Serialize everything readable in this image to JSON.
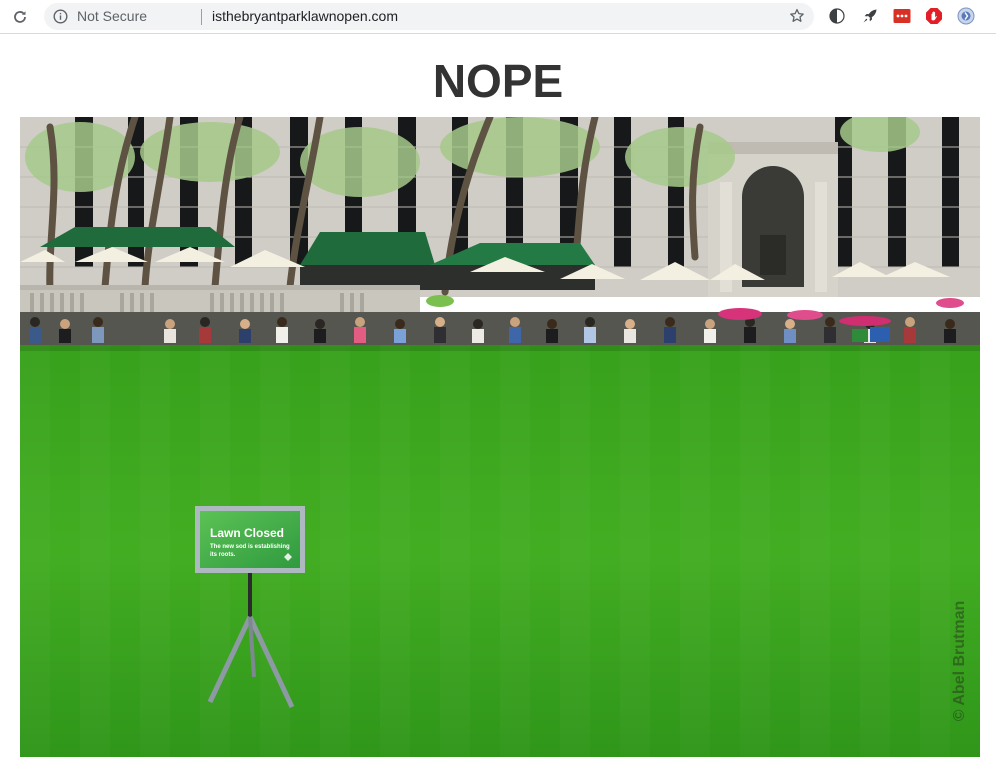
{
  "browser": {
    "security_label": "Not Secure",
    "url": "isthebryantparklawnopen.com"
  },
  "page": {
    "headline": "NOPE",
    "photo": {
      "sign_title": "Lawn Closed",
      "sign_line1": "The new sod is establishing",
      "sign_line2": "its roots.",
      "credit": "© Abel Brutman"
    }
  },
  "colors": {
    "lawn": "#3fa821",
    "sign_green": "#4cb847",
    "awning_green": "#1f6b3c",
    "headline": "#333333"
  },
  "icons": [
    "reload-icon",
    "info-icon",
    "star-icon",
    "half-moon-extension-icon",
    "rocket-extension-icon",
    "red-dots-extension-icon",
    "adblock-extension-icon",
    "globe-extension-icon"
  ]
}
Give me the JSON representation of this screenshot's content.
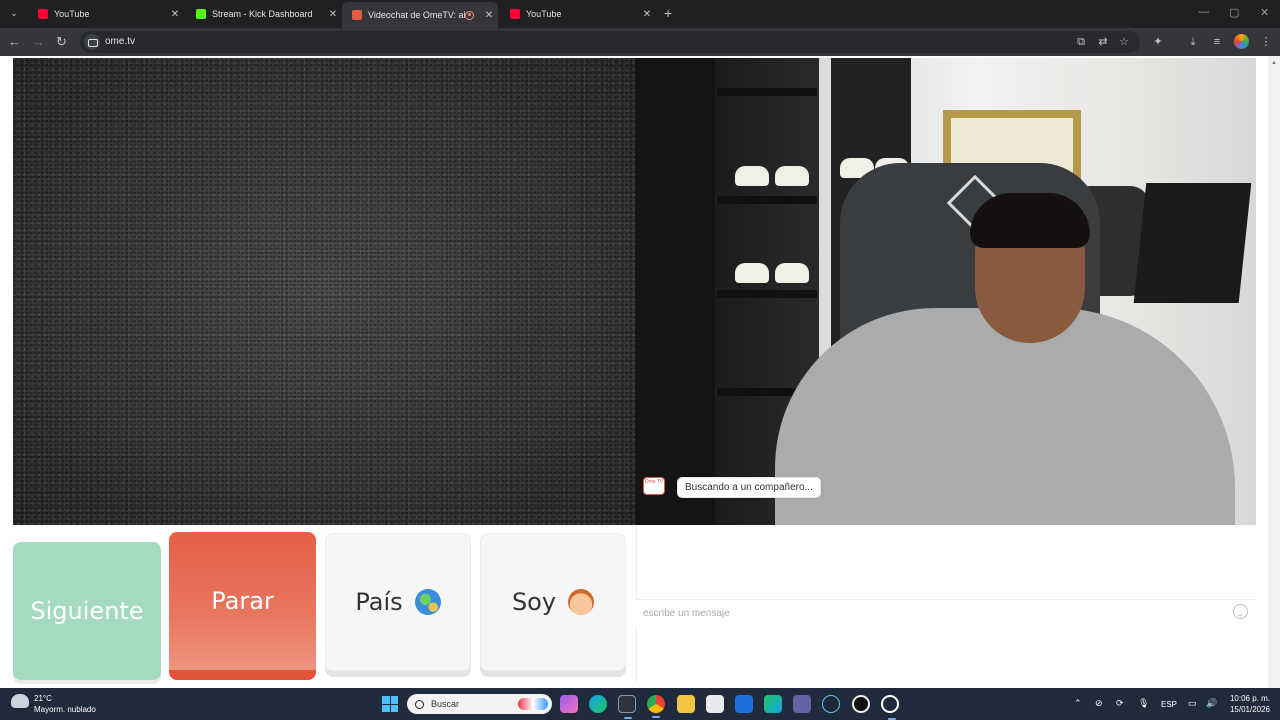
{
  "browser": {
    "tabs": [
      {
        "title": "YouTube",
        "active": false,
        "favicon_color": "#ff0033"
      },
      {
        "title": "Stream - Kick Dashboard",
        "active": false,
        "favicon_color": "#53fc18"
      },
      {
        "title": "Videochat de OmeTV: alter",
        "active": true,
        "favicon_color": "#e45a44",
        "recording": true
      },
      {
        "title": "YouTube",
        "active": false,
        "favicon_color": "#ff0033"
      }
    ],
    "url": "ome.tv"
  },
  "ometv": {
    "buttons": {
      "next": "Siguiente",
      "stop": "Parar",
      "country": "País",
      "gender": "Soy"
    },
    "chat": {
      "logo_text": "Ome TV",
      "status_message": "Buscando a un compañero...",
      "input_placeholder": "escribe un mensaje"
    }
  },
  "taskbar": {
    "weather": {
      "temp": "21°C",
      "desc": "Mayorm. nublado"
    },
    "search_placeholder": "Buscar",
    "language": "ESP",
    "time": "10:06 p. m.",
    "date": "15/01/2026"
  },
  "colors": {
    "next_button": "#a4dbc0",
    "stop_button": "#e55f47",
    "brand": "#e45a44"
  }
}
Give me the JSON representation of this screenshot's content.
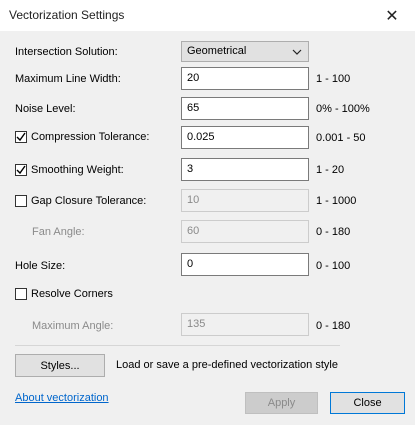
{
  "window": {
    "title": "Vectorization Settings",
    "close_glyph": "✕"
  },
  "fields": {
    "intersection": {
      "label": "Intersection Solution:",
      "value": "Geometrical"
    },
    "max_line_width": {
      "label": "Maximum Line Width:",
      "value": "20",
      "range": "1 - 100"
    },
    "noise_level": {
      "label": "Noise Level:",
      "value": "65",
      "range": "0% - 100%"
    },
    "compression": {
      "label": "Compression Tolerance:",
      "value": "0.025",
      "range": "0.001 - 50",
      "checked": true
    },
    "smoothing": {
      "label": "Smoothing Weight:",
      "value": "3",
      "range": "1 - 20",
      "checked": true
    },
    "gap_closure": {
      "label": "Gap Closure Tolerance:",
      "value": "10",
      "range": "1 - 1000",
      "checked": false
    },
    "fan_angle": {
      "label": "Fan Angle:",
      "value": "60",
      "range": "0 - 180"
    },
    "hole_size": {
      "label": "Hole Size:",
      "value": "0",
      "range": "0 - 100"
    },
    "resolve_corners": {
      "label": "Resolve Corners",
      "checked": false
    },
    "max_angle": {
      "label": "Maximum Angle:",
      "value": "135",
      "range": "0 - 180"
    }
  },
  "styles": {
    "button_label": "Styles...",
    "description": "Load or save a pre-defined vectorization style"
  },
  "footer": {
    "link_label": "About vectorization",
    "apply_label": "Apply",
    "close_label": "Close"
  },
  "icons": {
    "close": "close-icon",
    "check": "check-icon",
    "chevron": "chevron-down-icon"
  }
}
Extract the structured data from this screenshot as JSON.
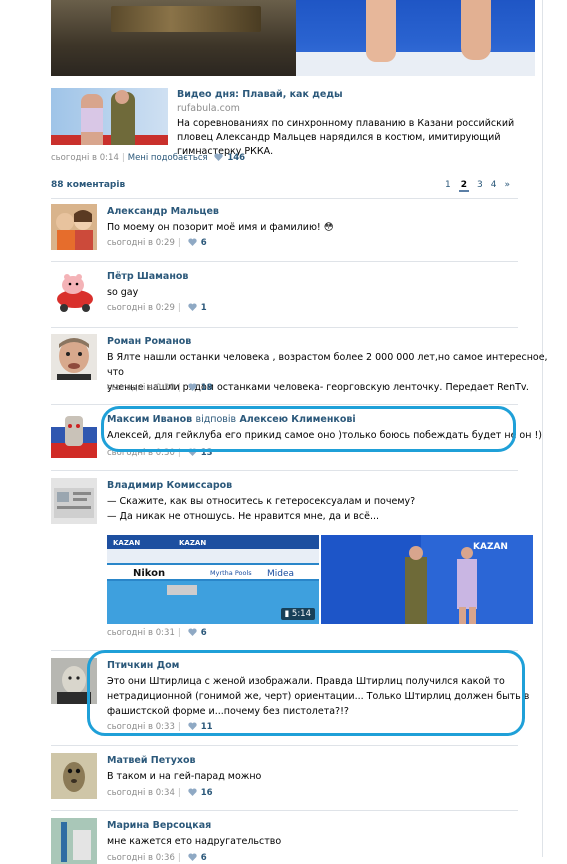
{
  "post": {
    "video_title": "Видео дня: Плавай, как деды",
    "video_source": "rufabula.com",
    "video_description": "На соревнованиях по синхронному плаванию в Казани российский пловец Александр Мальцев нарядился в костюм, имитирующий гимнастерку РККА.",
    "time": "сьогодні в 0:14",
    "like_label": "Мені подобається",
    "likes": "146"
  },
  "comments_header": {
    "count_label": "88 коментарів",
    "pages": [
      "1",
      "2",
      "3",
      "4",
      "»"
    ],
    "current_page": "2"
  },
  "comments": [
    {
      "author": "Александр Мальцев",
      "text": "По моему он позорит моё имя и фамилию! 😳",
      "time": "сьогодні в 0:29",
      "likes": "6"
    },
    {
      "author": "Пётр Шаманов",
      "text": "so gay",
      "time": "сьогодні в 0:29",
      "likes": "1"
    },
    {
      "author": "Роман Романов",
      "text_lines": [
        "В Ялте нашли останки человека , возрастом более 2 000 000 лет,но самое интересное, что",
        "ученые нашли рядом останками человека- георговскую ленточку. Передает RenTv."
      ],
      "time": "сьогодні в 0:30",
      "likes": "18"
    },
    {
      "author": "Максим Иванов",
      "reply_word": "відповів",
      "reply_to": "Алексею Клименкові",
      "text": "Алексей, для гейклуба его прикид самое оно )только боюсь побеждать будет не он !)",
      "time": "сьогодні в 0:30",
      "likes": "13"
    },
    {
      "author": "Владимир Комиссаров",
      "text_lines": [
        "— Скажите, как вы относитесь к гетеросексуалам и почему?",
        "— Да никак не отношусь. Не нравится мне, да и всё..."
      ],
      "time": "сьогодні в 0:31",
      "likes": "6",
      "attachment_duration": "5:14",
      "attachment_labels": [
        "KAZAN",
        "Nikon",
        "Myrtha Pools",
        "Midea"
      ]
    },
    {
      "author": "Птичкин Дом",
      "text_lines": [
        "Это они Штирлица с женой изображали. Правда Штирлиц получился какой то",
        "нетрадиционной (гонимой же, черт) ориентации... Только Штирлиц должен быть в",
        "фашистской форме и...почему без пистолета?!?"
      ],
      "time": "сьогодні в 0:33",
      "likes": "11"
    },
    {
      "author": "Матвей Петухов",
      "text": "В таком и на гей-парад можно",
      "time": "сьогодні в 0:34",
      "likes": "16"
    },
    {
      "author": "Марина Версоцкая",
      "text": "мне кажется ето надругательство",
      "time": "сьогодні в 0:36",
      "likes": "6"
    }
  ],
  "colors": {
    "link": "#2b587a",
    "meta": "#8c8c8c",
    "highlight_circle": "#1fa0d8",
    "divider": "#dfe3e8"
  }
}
******
Required work: Copy out each line of the data where the string "extension" appears.

Solution to this task:
    "half-moon-extension-icon",
    "rocket-extension-icon",
    "red-dots-extension-icon",
    "adblock-extension-icon",
    "globe-extension-icon"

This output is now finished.